Items from a dataset:

_____

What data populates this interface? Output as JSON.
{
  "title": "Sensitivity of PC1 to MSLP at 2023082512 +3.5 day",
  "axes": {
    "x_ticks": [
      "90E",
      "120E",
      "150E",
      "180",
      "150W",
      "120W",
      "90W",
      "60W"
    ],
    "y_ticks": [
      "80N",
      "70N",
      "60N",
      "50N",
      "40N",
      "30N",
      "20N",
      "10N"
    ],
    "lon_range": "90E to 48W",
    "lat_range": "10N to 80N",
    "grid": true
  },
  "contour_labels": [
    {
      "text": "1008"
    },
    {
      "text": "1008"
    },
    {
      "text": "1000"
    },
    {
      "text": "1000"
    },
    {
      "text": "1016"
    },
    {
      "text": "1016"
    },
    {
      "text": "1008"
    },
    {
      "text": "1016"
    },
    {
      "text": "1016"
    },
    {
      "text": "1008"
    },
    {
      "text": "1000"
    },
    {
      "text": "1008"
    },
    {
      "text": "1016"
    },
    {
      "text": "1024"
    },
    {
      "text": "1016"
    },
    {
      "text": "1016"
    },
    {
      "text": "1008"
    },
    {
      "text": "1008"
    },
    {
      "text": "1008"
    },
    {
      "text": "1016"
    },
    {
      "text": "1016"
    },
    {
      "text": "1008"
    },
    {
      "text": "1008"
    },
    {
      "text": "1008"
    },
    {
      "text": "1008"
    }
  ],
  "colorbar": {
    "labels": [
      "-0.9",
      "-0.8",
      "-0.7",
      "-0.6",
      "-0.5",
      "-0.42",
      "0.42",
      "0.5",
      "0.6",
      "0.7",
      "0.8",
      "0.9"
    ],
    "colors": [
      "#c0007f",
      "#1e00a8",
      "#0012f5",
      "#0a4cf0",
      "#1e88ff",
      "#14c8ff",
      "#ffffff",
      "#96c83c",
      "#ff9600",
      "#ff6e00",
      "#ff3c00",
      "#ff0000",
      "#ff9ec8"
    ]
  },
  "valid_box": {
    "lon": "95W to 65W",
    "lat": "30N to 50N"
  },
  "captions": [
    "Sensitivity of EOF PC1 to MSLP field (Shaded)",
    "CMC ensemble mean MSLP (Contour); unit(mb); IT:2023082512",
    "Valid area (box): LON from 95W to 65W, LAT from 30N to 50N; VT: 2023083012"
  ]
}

_____

Take the material above and return all of it exactly.

What data populates this interface? Output as JSON.
{
  "title": "Sensitivity of PC1 to MSLP at 2023082512 +3.5 day",
  "axes": {
    "x_ticks": [
      "90E",
      "120E",
      "150E",
      "180",
      "150W",
      "120W",
      "90W",
      "60W"
    ],
    "y_ticks": [
      "80N",
      "70N",
      "60N",
      "50N",
      "40N",
      "30N",
      "20N",
      "10N"
    ],
    "lon_range": "90E to 48W",
    "lat_range": "10N to 80N",
    "grid": true
  },
  "contour_labels": [
    {
      "text": "1008"
    },
    {
      "text": "1008"
    },
    {
      "text": "1000"
    },
    {
      "text": "1000"
    },
    {
      "text": "1016"
    },
    {
      "text": "1016"
    },
    {
      "text": "1008"
    },
    {
      "text": "1016"
    },
    {
      "text": "1016"
    },
    {
      "text": "1008"
    },
    {
      "text": "1000"
    },
    {
      "text": "1008"
    },
    {
      "text": "1016"
    },
    {
      "text": "1024"
    },
    {
      "text": "1016"
    },
    {
      "text": "1016"
    },
    {
      "text": "1008"
    },
    {
      "text": "1008"
    },
    {
      "text": "1008"
    },
    {
      "text": "1016"
    },
    {
      "text": "1016"
    },
    {
      "text": "1008"
    },
    {
      "text": "1008"
    },
    {
      "text": "1008"
    },
    {
      "text": "1008"
    }
  ],
  "colorbar": {
    "labels": [
      "-0.9",
      "-0.8",
      "-0.7",
      "-0.6",
      "-0.5",
      "-0.42",
      "0.42",
      "0.5",
      "0.6",
      "0.7",
      "0.8",
      "0.9"
    ],
    "colors": [
      "#c0007f",
      "#1e00a8",
      "#0012f5",
      "#0a4cf0",
      "#1e88ff",
      "#14c8ff",
      "#ffffff",
      "#96c83c",
      "#ff9600",
      "#ff6e00",
      "#ff3c00",
      "#ff0000",
      "#ff9ec8"
    ]
  },
  "valid_box": {
    "lon": "95W to 65W",
    "lat": "30N to 50N"
  },
  "captions": [
    "Sensitivity of EOF PC1 to MSLP field (Shaded)",
    "CMC ensemble mean MSLP (Contour); unit(mb); IT:2023082512",
    "Valid area (box): LON from 95W to 65W, LAT from 30N to 50N; VT: 2023083012"
  ]
}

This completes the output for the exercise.